----- Material to process -----

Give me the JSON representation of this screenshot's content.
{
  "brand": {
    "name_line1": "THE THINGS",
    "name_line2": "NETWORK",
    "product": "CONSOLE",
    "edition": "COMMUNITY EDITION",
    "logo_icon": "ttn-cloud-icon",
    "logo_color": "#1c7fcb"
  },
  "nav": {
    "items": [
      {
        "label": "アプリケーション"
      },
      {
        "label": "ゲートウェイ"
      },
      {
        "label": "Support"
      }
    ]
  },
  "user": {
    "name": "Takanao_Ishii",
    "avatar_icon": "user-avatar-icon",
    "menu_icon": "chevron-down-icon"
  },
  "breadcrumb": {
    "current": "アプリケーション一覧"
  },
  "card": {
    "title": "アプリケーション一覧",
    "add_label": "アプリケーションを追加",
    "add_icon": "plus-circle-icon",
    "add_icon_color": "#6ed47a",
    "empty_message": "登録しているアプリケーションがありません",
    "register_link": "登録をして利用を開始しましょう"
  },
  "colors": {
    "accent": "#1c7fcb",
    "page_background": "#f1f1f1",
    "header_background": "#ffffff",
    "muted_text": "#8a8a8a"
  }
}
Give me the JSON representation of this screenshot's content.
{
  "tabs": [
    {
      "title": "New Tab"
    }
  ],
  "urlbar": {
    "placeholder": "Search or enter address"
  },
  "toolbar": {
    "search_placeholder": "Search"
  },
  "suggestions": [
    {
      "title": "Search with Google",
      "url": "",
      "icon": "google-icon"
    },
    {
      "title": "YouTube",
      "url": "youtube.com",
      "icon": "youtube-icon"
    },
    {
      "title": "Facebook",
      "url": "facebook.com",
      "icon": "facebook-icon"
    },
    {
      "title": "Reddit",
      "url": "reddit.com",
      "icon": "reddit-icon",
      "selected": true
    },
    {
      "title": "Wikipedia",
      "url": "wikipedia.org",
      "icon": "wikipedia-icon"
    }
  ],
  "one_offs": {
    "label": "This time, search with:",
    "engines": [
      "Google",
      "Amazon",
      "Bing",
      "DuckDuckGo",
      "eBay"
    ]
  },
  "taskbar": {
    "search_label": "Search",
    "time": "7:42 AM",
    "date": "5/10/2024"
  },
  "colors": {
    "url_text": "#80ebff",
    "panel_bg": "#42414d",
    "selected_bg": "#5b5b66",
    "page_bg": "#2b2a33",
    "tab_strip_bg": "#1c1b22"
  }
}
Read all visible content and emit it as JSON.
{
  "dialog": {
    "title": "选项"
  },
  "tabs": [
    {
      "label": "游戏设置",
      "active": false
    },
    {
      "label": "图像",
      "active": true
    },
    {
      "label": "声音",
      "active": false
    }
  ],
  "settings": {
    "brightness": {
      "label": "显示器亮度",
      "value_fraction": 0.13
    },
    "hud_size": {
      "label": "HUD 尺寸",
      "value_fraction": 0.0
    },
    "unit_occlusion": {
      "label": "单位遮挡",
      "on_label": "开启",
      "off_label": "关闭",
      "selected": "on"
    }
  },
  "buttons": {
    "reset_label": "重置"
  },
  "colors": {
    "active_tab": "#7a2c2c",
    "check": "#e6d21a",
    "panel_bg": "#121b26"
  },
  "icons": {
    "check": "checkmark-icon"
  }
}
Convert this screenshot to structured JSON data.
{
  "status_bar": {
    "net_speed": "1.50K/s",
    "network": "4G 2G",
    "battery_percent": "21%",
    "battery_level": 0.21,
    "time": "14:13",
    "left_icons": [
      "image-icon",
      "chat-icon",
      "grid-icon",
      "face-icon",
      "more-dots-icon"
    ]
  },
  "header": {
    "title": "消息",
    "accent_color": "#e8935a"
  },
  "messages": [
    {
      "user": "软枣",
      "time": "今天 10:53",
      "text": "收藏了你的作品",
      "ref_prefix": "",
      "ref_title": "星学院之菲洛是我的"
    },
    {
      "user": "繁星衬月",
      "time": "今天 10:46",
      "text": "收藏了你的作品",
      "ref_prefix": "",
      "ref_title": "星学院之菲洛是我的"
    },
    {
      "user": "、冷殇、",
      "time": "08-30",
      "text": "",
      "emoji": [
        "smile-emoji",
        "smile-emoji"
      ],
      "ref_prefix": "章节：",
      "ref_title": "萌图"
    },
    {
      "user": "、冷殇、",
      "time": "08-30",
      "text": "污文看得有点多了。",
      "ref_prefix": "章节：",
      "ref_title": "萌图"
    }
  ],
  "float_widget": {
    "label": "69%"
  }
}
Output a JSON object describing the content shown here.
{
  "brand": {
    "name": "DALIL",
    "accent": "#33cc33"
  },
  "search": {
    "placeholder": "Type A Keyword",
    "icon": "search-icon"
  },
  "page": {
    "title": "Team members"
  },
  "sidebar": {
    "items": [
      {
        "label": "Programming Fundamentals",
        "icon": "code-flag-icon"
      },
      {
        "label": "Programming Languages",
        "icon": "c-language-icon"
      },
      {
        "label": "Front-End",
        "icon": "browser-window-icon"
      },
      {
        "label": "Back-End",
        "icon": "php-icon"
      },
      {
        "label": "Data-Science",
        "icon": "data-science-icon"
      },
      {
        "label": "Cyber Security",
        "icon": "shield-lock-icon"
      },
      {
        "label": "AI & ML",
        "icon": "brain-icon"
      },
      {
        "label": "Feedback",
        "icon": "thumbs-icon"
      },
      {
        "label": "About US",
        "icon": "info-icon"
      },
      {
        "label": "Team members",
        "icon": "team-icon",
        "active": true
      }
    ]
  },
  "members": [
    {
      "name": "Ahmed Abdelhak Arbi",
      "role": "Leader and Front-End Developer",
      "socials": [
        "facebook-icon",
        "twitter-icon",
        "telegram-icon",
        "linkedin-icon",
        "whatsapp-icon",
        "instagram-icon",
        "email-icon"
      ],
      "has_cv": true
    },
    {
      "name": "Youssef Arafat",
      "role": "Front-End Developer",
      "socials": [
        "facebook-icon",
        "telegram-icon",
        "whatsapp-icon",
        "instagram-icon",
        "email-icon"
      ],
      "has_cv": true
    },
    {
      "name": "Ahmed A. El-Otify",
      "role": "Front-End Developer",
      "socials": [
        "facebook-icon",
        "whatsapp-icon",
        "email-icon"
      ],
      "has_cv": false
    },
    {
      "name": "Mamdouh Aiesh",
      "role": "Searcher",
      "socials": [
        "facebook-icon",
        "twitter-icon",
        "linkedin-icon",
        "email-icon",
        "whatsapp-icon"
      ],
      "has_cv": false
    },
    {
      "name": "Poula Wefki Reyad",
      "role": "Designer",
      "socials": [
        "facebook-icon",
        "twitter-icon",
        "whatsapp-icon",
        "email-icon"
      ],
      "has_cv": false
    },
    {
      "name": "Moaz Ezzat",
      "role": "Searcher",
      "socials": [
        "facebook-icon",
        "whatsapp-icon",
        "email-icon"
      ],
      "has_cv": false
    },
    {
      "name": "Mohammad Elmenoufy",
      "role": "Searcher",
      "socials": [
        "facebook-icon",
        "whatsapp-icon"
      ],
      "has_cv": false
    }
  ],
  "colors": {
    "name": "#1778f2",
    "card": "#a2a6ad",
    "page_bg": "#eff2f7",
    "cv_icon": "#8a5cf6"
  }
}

-----

● **Given instruction**
Write out the full set of records exactly as given.

● **The completed task**
Give me the JSON representation of this screenshot's content.
{
  "brand": {
    "name_line1": "THE THINGS",
    "name_line2": "NETWORK",
    "product": "CONSOLE",
    "edition": "COMMUNITY EDITION",
    "logo_icon": "ttn-cloud-icon",
    "logo_color": "#1c7fcb"
  },
  "nav": {
    "items": [
      {
        "label": "アプリケーション"
      },
      {
        "label": "ゲートウェイ"
      },
      {
        "label": "Support"
      }
    ]
  },
  "user": {
    "name": "Takanao_Ishii",
    "avatar_icon": "user-avatar-icon",
    "menu_icon": "chevron-down-icon"
  },
  "breadcrumb": {
    "current": "アプリケーション一覧"
  },
  "card": {
    "title": "アプリケーション一覧",
    "add_label": "アプリケーションを追加",
    "add_icon": "plus-circle-icon",
    "add_icon_color": "#6ed47a",
    "empty_message": "登録しているアプリケーションがありません",
    "register_link": "登録をして利用を開始しましょう"
  },
  "colors": {
    "accent": "#1c7fcb",
    "page_background": "#f1f1f1",
    "header_background": "#ffffff",
    "muted_text": "#8a8a8a"
  }
}
Give me the JSON representation of this screenshot's content.
{
  "tabs": [
    {
      "title": "New Tab"
    }
  ],
  "urlbar": {
    "placeholder": "Search or enter address"
  },
  "toolbar": {
    "search_placeholder": "Search"
  },
  "suggestions": [
    {
      "title": "Search with Google",
      "url": "",
      "icon": "google-icon"
    },
    {
      "title": "YouTube",
      "url": "youtube.com",
      "icon": "youtube-icon"
    },
    {
      "title": "Facebook",
      "url": "facebook.com",
      "icon": "facebook-icon"
    },
    {
      "title": "Reddit",
      "url": "reddit.com",
      "icon": "reddit-icon",
      "selected": true
    },
    {
      "title": "Wikipedia",
      "url": "wikipedia.org",
      "icon": "wikipedia-icon"
    }
  ],
  "one_offs": {
    "label": "This time, search with:",
    "engines": [
      "Google",
      "Amazon",
      "Bing",
      "DuckDuckGo",
      "eBay"
    ]
  },
  "taskbar": {
    "search_label": "Search",
    "time": "7:42 AM",
    "date": "5/10/2024"
  },
  "colors": {
    "url_text": "#80ebff",
    "panel_bg": "#42414d",
    "selected_bg": "#5b5b66",
    "page_bg": "#2b2a33",
    "tab_strip_bg": "#1c1b22"
  }
}
Read all visible content and emit it as JSON.
{
  "dialog": {
    "title": "选项"
  },
  "tabs": [
    {
      "label": "游戏设置",
      "active": false
    },
    {
      "label": "图像",
      "active": true
    },
    {
      "label": "声音",
      "active": false
    }
  ],
  "settings": {
    "brightness": {
      "label": "显示器亮度",
      "value_fraction": 0.13
    },
    "hud_size": {
      "label": "HUD 尺寸",
      "value_fraction": 0.0
    },
    "unit_occlusion": {
      "label": "单位遮挡",
      "on_label": "开启",
      "off_label": "关闭",
      "selected": "on"
    }
  },
  "buttons": {
    "reset_label": "重置"
  },
  "colors": {
    "active_tab": "#7a2c2c",
    "check": "#e6d21a",
    "panel_bg": "#121b26"
  },
  "icons": {
    "check": "checkmark-icon"
  }
}
Convert this screenshot to structured JSON data.
{
  "status_bar": {
    "net_speed": "1.50K/s",
    "network": "4G 2G",
    "battery_percent": "21%",
    "battery_level": 0.21,
    "time": "14:13",
    "left_icons": [
      "image-icon",
      "chat-icon",
      "grid-icon",
      "face-icon",
      "more-dots-icon"
    ]
  },
  "header": {
    "title": "消息",
    "accent_color": "#e8935a"
  },
  "messages": [
    {
      "user": "软枣",
      "time": "今天 10:53",
      "text": "收藏了你的作品",
      "ref_prefix": "",
      "ref_title": "星学院之菲洛是我的"
    },
    {
      "user": "繁星衬月",
      "time": "今天 10:46",
      "text": "收藏了你的作品",
      "ref_prefix": "",
      "ref_title": "星学院之菲洛是我的"
    },
    {
      "user": "、冷殇、",
      "time": "08-30",
      "text": "",
      "emoji": [
        "smile-emoji",
        "smile-emoji"
      ],
      "ref_prefix": "章节：",
      "ref_title": "萌图"
    },
    {
      "user": "、冷殇、",
      "time": "08-30",
      "text": "污文看得有点多了。",
      "ref_prefix": "章节：",
      "ref_title": "萌图"
    }
  ],
  "float_widget": {
    "label": "69%"
  }
}
Output a JSON object describing the content shown here.
{
  "brand": {
    "name": "DALIL",
    "accent": "#33cc33"
  },
  "search": {
    "placeholder": "Type A Keyword",
    "icon": "search-icon"
  },
  "page": {
    "title": "Team members"
  },
  "sidebar": {
    "items": [
      {
        "label": "Programming Fundamentals",
        "icon": "code-flag-icon"
      },
      {
        "label": "Programming Languages",
        "icon": "c-language-icon"
      },
      {
        "label": "Front-End",
        "icon": "browser-window-icon"
      },
      {
        "label": "Back-End",
        "icon": "php-icon"
      },
      {
        "label": "Data-Science",
        "icon": "data-science-icon"
      },
      {
        "label": "Cyber Security",
        "icon": "shield-lock-icon"
      },
      {
        "label": "AI & ML",
        "icon": "brain-icon"
      },
      {
        "label": "Feedback",
        "icon": "thumbs-icon"
      },
      {
        "label": "About US",
        "icon": "info-icon"
      },
      {
        "label": "Team members",
        "icon": "team-icon",
        "active": true
      }
    ]
  },
  "members": [
    {
      "name": "Ahmed Abdelhak Arbi",
      "role": "Leader and Front-End Developer",
      "socials": [
        "facebook-icon",
        "twitter-icon",
        "telegram-icon",
        "linkedin-icon",
        "whatsapp-icon",
        "instagram-icon",
        "email-icon"
      ],
      "has_cv": true
    },
    {
      "name": "Youssef Arafat",
      "role": "Front-End Developer",
      "socials": [
        "facebook-icon",
        "telegram-icon",
        "whatsapp-icon",
        "instagram-icon",
        "email-icon"
      ],
      "has_cv": true
    },
    {
      "name": "Ahmed A. El-Otify",
      "role": "Front-End Developer",
      "socials": [
        "facebook-icon",
        "whatsapp-icon",
        "email-icon"
      ],
      "has_cv": false
    },
    {
      "name": "Mamdouh Aiesh",
      "role": "Searcher",
      "socials": [
        "facebook-icon",
        "twitter-icon",
        "linkedin-icon",
        "email-icon",
        "whatsapp-icon"
      ],
      "has_cv": false
    },
    {
      "name": "Poula Wefki Reyad",
      "role": "Designer",
      "socials": [
        "facebook-icon",
        "twitter-icon",
        "whatsapp-icon",
        "email-icon"
      ],
      "has_cv": false
    },
    {
      "name": "Moaz Ezzat",
      "role": "Searcher",
      "socials": [
        "facebook-icon",
        "whatsapp-icon",
        "email-icon"
      ],
      "has_cv": false
    },
    {
      "name": "Mohammad Elmenoufy",
      "role": "Searcher",
      "socials": [
        "facebook-icon",
        "whatsapp-icon"
      ],
      "has_cv": false
    }
  ],
  "colors": {
    "name": "#1778f2",
    "card": "#a2a6ad",
    "page_bg": "#eff2f7",
    "cv_icon": "#8a5cf6"
  }
}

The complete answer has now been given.